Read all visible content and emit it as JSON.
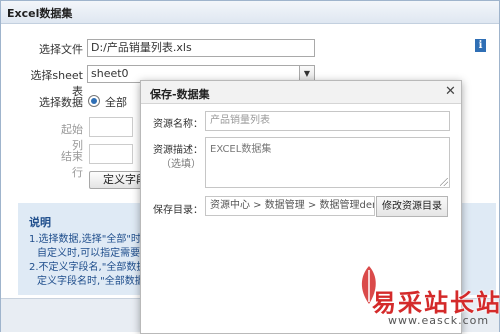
{
  "window": {
    "title": "Excel数据集"
  },
  "form": {
    "file_label": "选择文件",
    "file_value": "D:/产品销量列表.xls",
    "sheet_label": "选择sheet表",
    "sheet_value": "sheet0",
    "data_label": "选择数据",
    "radio_all_label": "全部",
    "start_col_label": "起始列",
    "end_row_label": "结束行",
    "define_field_button": "定义字段"
  },
  "notes": {
    "title": "说明",
    "lines": [
      "1.选择数据,选择\"全部\"时,对",
      "自定义时,可以指定需要使用",
      "2.不定义字段名,\"全部数据\"将",
      "定义字段名时,\"全部数据\"将"
    ]
  },
  "modal": {
    "title": "保存-数据集",
    "name_label": "资源名称：",
    "name_value": "产品销量列表",
    "desc_label": "资源描述：",
    "desc_optional": "（选填）",
    "desc_value": "EXCEL数据集",
    "dir_label": "保存目录：",
    "dir_value": "资源中心 > 数据管理 > 数据管理demo",
    "change_dir_button": "修改资源目录"
  },
  "watermark": {
    "cn": "易采站长站",
    "en": "www.easck.com"
  },
  "colors": {
    "accent": "#2f6fb5",
    "note_bg": "#dfeaf5",
    "note_text": "#1f4e8c",
    "watermark": "#d42a2a"
  },
  "icons": {
    "info": "info-icon",
    "close": "close-icon",
    "dropdown": "chevron-down-icon"
  }
}
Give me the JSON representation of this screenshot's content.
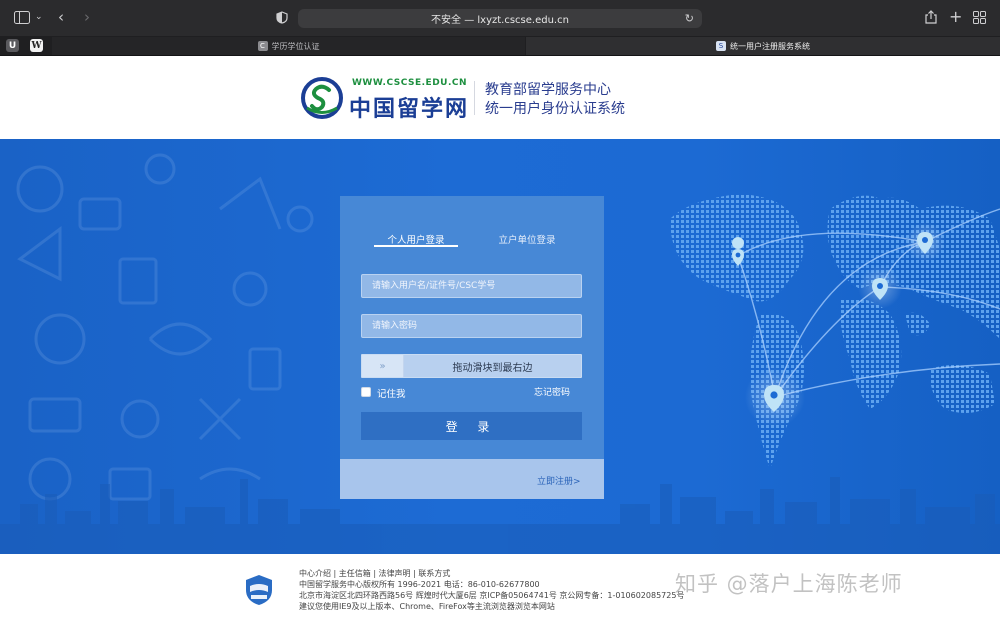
{
  "browser": {
    "address": "不安全 — lxyzt.cscse.edu.cn",
    "pinned": [
      "U",
      "W"
    ],
    "tabs": [
      {
        "favicon": "C",
        "label": "学历学位认证"
      },
      {
        "favicon": "S",
        "label": "统一用户注册服务系统"
      }
    ]
  },
  "header": {
    "logo_url": "WWW.CSCSE.EDU.CN",
    "logo_name": "中国留学网",
    "title_line1": "教育部留学服务中心",
    "title_line2": "统一用户身份认证系统"
  },
  "login": {
    "tab_personal": "个人用户登录",
    "tab_org": "立户单位登录",
    "username_placeholder": "请输入用户名/证件号/CSC学号",
    "password_placeholder": "请输入密码",
    "slider_handle": "»",
    "slider_text": "拖动滑块到最右边",
    "remember_label": "记住我",
    "forgot_label": "忘记密码",
    "login_button": "登 录",
    "register_link": "立即注册>"
  },
  "footer": {
    "links": "中心介绍 | 主任信箱 | 法律声明 | 联系方式",
    "copyright": "中国留学服务中心版权所有 1996-2021 电话：86-010-62677800",
    "address": "北京市海淀区北四环路西路56号 辉煌时代大厦6层 京ICP备05064741号 京公网专备：1-010602085725号",
    "browser_tip": "建议您使用IE9及以上版本、Chrome、FireFox等主流浏览器浏览本网站"
  },
  "watermark": "知乎 @落户上海陈老师",
  "colors": {
    "hero_blue": "#1d6bd4",
    "card_blue": "#4a8bd6",
    "brand_navy": "#1b3e95",
    "brand_green": "#1d8f3f"
  }
}
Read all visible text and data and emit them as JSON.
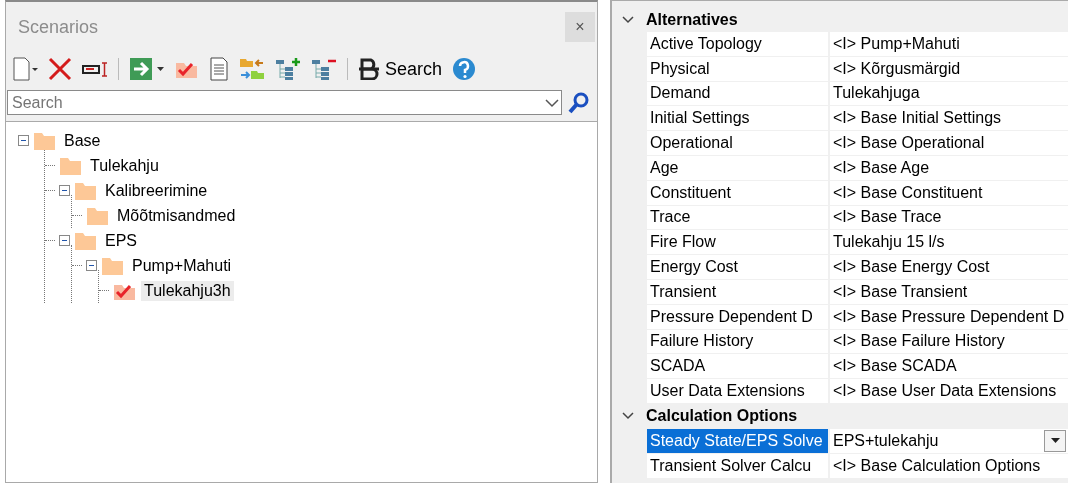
{
  "scenarios_panel": {
    "title": "Scenarios",
    "close": "×",
    "toolbar": {
      "search_button": "Search"
    },
    "search": {
      "placeholder": "Search"
    },
    "tree": [
      {
        "label": "Base",
        "kind": "folder",
        "expanded": true,
        "selected": false,
        "children": [
          {
            "label": "Tulekahju",
            "kind": "folder",
            "selected": false
          },
          {
            "label": "Kalibreerimine",
            "kind": "folder",
            "expanded": true,
            "selected": false,
            "children": [
              {
                "label": "Mõõtmisandmed",
                "kind": "folder",
                "selected": false
              }
            ]
          },
          {
            "label": "EPS",
            "kind": "folder",
            "expanded": true,
            "selected": false,
            "children": [
              {
                "label": "Pump+Mahuti",
                "kind": "folder",
                "expanded": true,
                "selected": false,
                "children": [
                  {
                    "label": "Tulekahju3h",
                    "kind": "active",
                    "selected": true
                  }
                ]
              }
            ]
          }
        ]
      }
    ]
  },
  "properties": [
    {
      "category": "Alternatives",
      "expanded": true,
      "rows": [
        {
          "name": "Active Topology",
          "value": "<I> Pump+Mahuti",
          "kind": "text",
          "selected": false
        },
        {
          "name": "Physical",
          "value": "<I> Kõrgusmärgid",
          "kind": "text",
          "selected": false
        },
        {
          "name": "Demand",
          "value": "Tulekahjuga",
          "kind": "text",
          "selected": false
        },
        {
          "name": "Initial Settings",
          "value": "<I> Base Initial Settings",
          "kind": "text",
          "selected": false
        },
        {
          "name": "Operational",
          "value": "<I> Base Operational",
          "kind": "text",
          "selected": false
        },
        {
          "name": "Age",
          "value": "<I> Base Age",
          "kind": "text",
          "selected": false
        },
        {
          "name": "Constituent",
          "value": "<I> Base Constituent",
          "kind": "text",
          "selected": false
        },
        {
          "name": "Trace",
          "value": "<I> Base Trace",
          "kind": "text",
          "selected": false
        },
        {
          "name": "Fire Flow",
          "value": "Tulekahju 15 l/s",
          "kind": "text",
          "selected": false
        },
        {
          "name": "Energy Cost",
          "value": "<I> Base Energy Cost",
          "kind": "text",
          "selected": false
        },
        {
          "name": "Transient",
          "value": "<I> Base Transient",
          "kind": "text",
          "selected": false
        },
        {
          "name": "Pressure Dependent D",
          "value": "<I> Base Pressure Dependent D",
          "kind": "text",
          "selected": false
        },
        {
          "name": "Failure History",
          "value": "<I> Base Failure History",
          "kind": "text",
          "selected": false
        },
        {
          "name": "SCADA",
          "value": "<I> Base SCADA",
          "kind": "text",
          "selected": false
        },
        {
          "name": "User Data Extensions",
          "value": "<I> Base User Data Extensions",
          "kind": "text",
          "selected": false
        }
      ]
    },
    {
      "category": "Calculation Options",
      "expanded": true,
      "rows": [
        {
          "name": "Steady State/EPS Solve",
          "value": "EPS+tulekahju",
          "kind": "dropdown",
          "selected": true
        },
        {
          "name": "Transient Solver Calcu",
          "value": "<I> Base Calculation Options",
          "kind": "text",
          "selected": false
        }
      ]
    }
  ]
}
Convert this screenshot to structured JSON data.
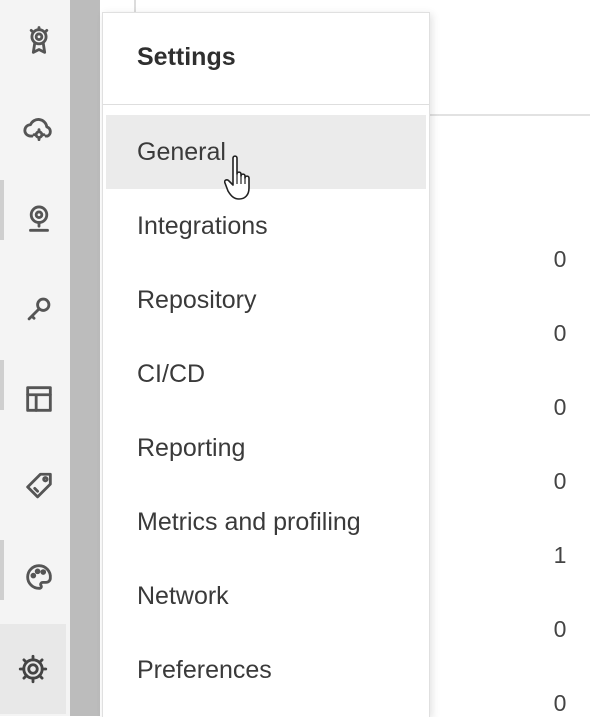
{
  "sidebar": {
    "icons": [
      {
        "name": "award-icon"
      },
      {
        "name": "cloud-gear-icon"
      },
      {
        "name": "location-pin-icon"
      },
      {
        "name": "key-icon"
      },
      {
        "name": "layout-icon"
      },
      {
        "name": "tag-icon"
      },
      {
        "name": "palette-icon"
      },
      {
        "name": "gear-icon",
        "active": true
      }
    ]
  },
  "settings_menu": {
    "title": "Settings",
    "items": [
      {
        "label": "General",
        "hovered": true
      },
      {
        "label": "Integrations"
      },
      {
        "label": "Repository"
      },
      {
        "label": "CI/CD"
      },
      {
        "label": "Reporting"
      },
      {
        "label": "Metrics and profiling"
      },
      {
        "label": "Network"
      },
      {
        "label": "Preferences"
      }
    ]
  },
  "background": {
    "counts": [
      "0",
      "0",
      "0",
      "0",
      "1",
      "0",
      "0"
    ]
  },
  "colors": {
    "hover_bg": "#ebebeb",
    "rail_bg": "#f4f4f4",
    "strip": "#bcbcbc"
  }
}
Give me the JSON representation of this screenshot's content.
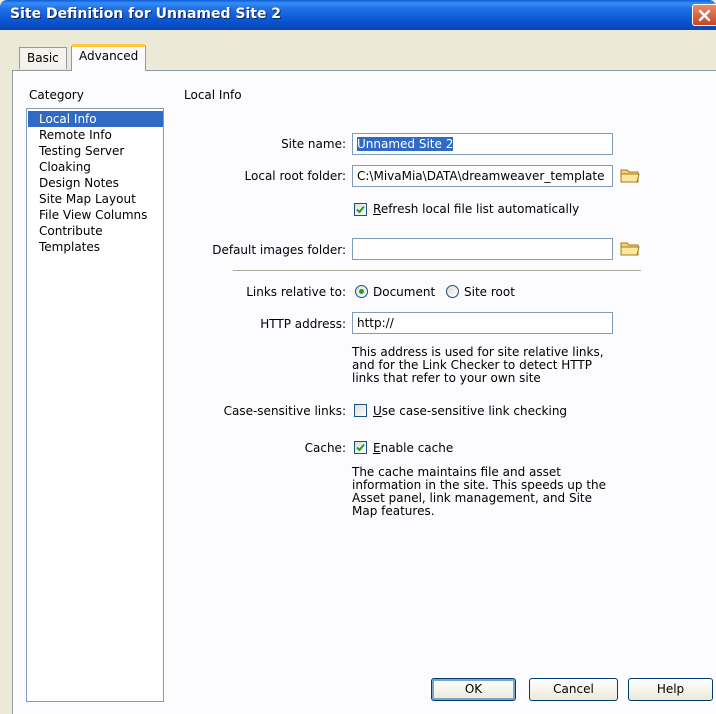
{
  "window": {
    "title": "Site Definition for Unnamed Site 2"
  },
  "tabs": [
    {
      "label": "Basic",
      "active": false
    },
    {
      "label": "Advanced",
      "active": true
    }
  ],
  "category": {
    "heading": "Category",
    "items": [
      {
        "label": "Local Info",
        "selected": true
      },
      {
        "label": "Remote Info",
        "selected": false
      },
      {
        "label": "Testing Server",
        "selected": false
      },
      {
        "label": "Cloaking",
        "selected": false
      },
      {
        "label": "Design Notes",
        "selected": false
      },
      {
        "label": "Site Map Layout",
        "selected": false
      },
      {
        "label": "File View Columns",
        "selected": false
      },
      {
        "label": "Contribute",
        "selected": false
      },
      {
        "label": "Templates",
        "selected": false
      }
    ]
  },
  "local_info": {
    "section_title": "Local Info",
    "site_name_label": "Site name:",
    "site_name_value": "Unnamed Site 2",
    "local_root_label": "Local root folder:",
    "local_root_value": "C:\\MivaMia\\DATA\\dreamweaver_template",
    "refresh_checked": true,
    "refresh_label_access": "R",
    "refresh_label_rest": "efresh local file list automatically",
    "default_images_label": "Default images folder:",
    "default_images_value": "",
    "links_relative_label": "Links relative to:",
    "radio_document_label": "Document",
    "radio_site_root_label": "Site root",
    "links_relative_selected": "Document",
    "http_label": "HTTP address:",
    "http_value": "http://",
    "http_help": "This address is used for site relative links, and for the Link Checker to detect HTTP links that refer to your own site",
    "case_label": "Case-sensitive links:",
    "case_checked": false,
    "case_check_access": "U",
    "case_check_rest": "se case-sensitive link checking",
    "cache_label": "Cache:",
    "cache_checked": true,
    "cache_check_access": "E",
    "cache_check_rest": "nable cache",
    "cache_help": "The cache maintains file and asset information in the site.  This speeds up the Asset panel, link management, and Site Map features."
  },
  "buttons": {
    "ok": "OK",
    "cancel": "Cancel",
    "help": "Help"
  },
  "colors": {
    "titlebar": "#0a55d0",
    "selection": "#316ac5",
    "dialog_bg": "#ece9d8",
    "close": "#c9451f"
  },
  "icons": {
    "close": "close-icon",
    "folder": "folder-icon",
    "check": "checkmark-icon"
  }
}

What is asked:
From the listing, copy each line containing the word "Pressure".

Output below:
          "name": "Pressure Dependent D",
          "value": "<I> Base Pressure Dependent D",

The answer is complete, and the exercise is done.